[Data excerpts]
::::

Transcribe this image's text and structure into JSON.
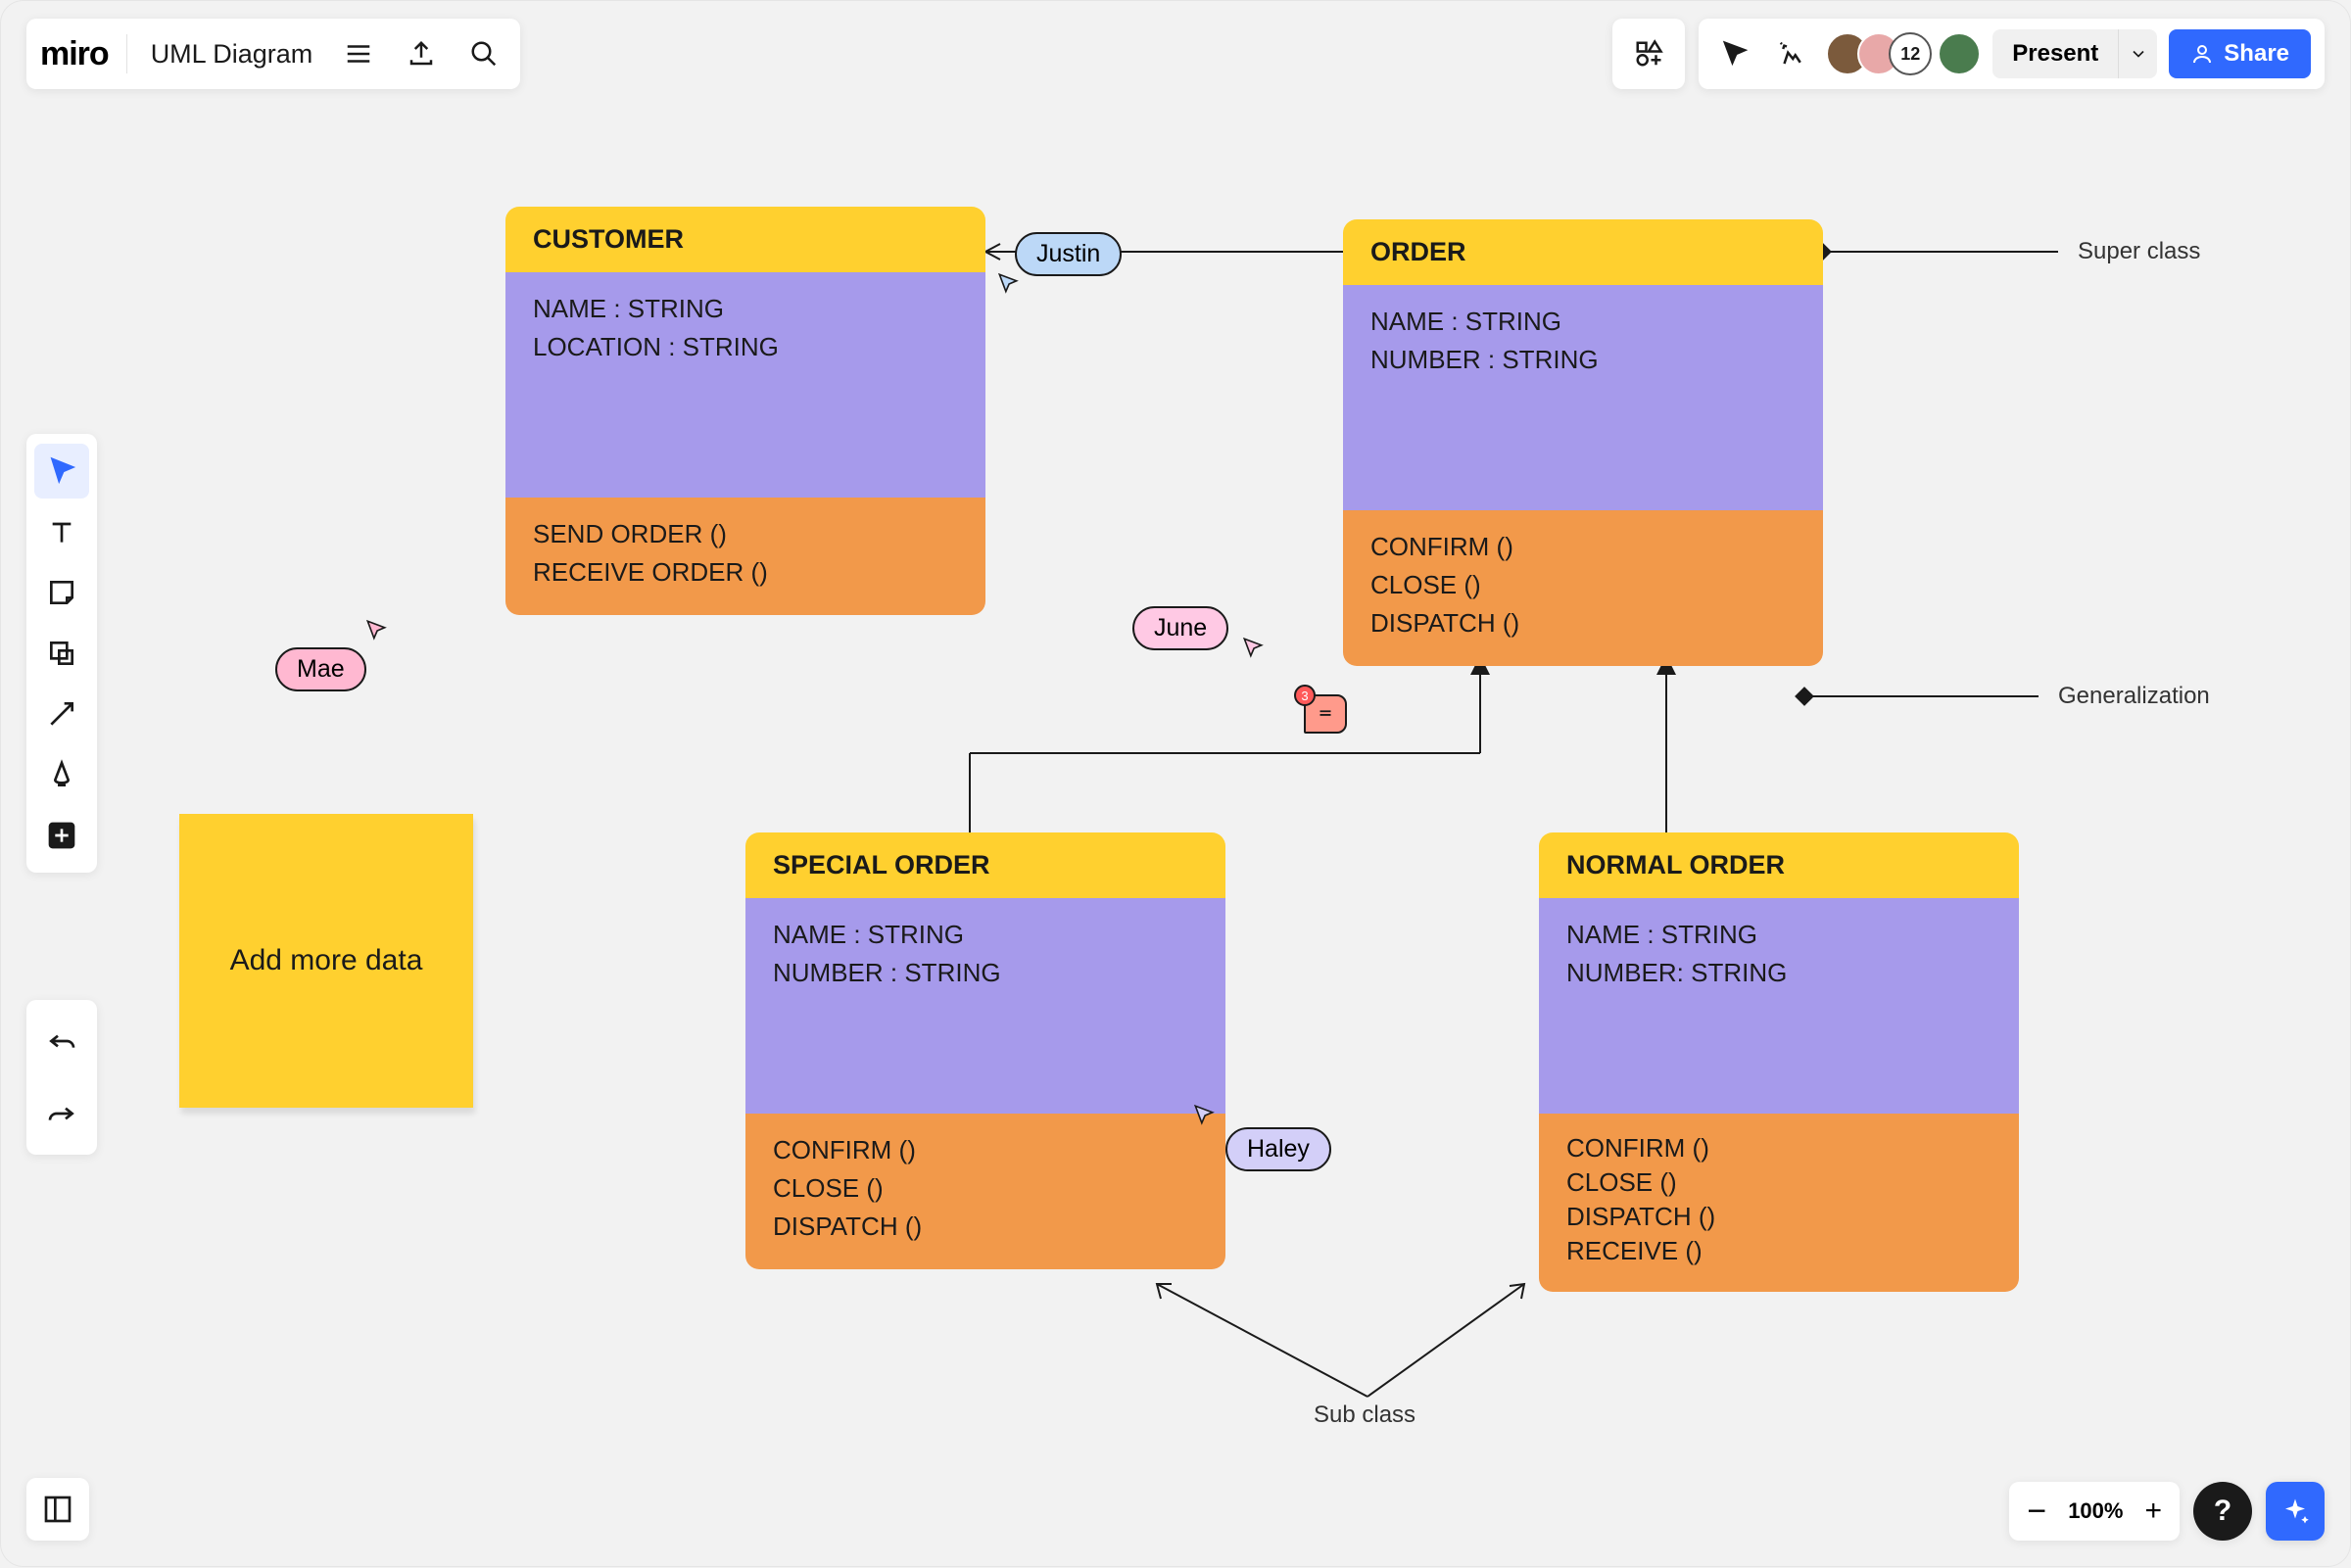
{
  "header": {
    "logo": "miro",
    "board_name": "UML Diagram",
    "present_label": "Present",
    "share_label": "Share",
    "overflow_users": "12"
  },
  "zoom": {
    "level": "100%",
    "help": "?"
  },
  "sticky": {
    "text": "Add more data"
  },
  "cursors": {
    "mae": {
      "name": "Mae",
      "color_bg": "#FFB8D1",
      "color_arrow": "#F06C9B"
    },
    "justin": {
      "name": "Justin",
      "color_bg": "#BCD8F7",
      "color_arrow": "#4094E4"
    },
    "june": {
      "name": "June",
      "color_bg": "#FFC9E4",
      "color_arrow": "#E83D95"
    },
    "haley": {
      "name": "Haley",
      "color_bg": "#D3CFF8",
      "color_arrow": "#6B5CE0"
    }
  },
  "labels": {
    "super_class": "Super class",
    "generalization": "Generalization",
    "sub_class": "Sub class"
  },
  "comment_count": "3",
  "uml": {
    "customer": {
      "title": "CUSTOMER",
      "attrs": [
        "NAME : STRING",
        "LOCATION : STRING"
      ],
      "ops": [
        "SEND ORDER ()",
        "RECEIVE ORDER ()"
      ]
    },
    "order": {
      "title": "ORDER",
      "attrs": [
        "NAME : STRING",
        "NUMBER : STRING"
      ],
      "ops": [
        "CONFIRM ()",
        "CLOSE ()",
        "DISPATCH ()"
      ]
    },
    "special": {
      "title": "SPECIAL ORDER",
      "attrs": [
        "NAME : STRING",
        "NUMBER : STRING"
      ],
      "ops": [
        "CONFIRM ()",
        "CLOSE ()",
        "DISPATCH ()"
      ]
    },
    "normal": {
      "title": "NORMAL ORDER",
      "attrs": [
        "NAME : STRING",
        "NUMBER: STRING"
      ],
      "ops": [
        "CONFIRM ()",
        "CLOSE ()",
        "DISPATCH ()",
        "RECEIVE ()"
      ]
    }
  }
}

::::

Write out every record above exactly as it stands, but leave out the pictures.

Transcribe this image's text and structure into JSON.
{
  "header": {
    "logo": "miro",
    "board_name": "UML Diagram",
    "present_label": "Present",
    "share_label": "Share",
    "overflow_users": "12"
  },
  "zoom": {
    "level": "100%",
    "help": "?"
  },
  "sticky": {
    "text": "Add more data"
  },
  "cursors": {
    "mae": {
      "name": "Mae",
      "color_bg": "#FFB8D1",
      "color_arrow": "#F06C9B"
    },
    "justin": {
      "name": "Justin",
      "color_bg": "#BCD8F7",
      "color_arrow": "#4094E4"
    },
    "june": {
      "name": "June",
      "color_bg": "#FFC9E4",
      "color_arrow": "#E83D95"
    },
    "haley": {
      "name": "Haley",
      "color_bg": "#D3CFF8",
      "color_arrow": "#6B5CE0"
    }
  },
  "labels": {
    "super_class": "Super class",
    "generalization": "Generalization",
    "sub_class": "Sub class"
  },
  "comment_count": "3",
  "uml": {
    "customer": {
      "title": "CUSTOMER",
      "attrs": [
        "NAME : STRING",
        "LOCATION : STRING"
      ],
      "ops": [
        "SEND ORDER ()",
        "RECEIVE ORDER ()"
      ]
    },
    "order": {
      "title": "ORDER",
      "attrs": [
        "NAME : STRING",
        "NUMBER : STRING"
      ],
      "ops": [
        "CONFIRM ()",
        "CLOSE ()",
        "DISPATCH ()"
      ]
    },
    "special": {
      "title": "SPECIAL ORDER",
      "attrs": [
        "NAME : STRING",
        "NUMBER : STRING"
      ],
      "ops": [
        "CONFIRM ()",
        "CLOSE ()",
        "DISPATCH ()"
      ]
    },
    "normal": {
      "title": "NORMAL ORDER",
      "attrs": [
        "NAME : STRING",
        "NUMBER: STRING"
      ],
      "ops": [
        "CONFIRM ()",
        "CLOSE ()",
        "DISPATCH ()",
        "RECEIVE ()"
      ]
    }
  }
}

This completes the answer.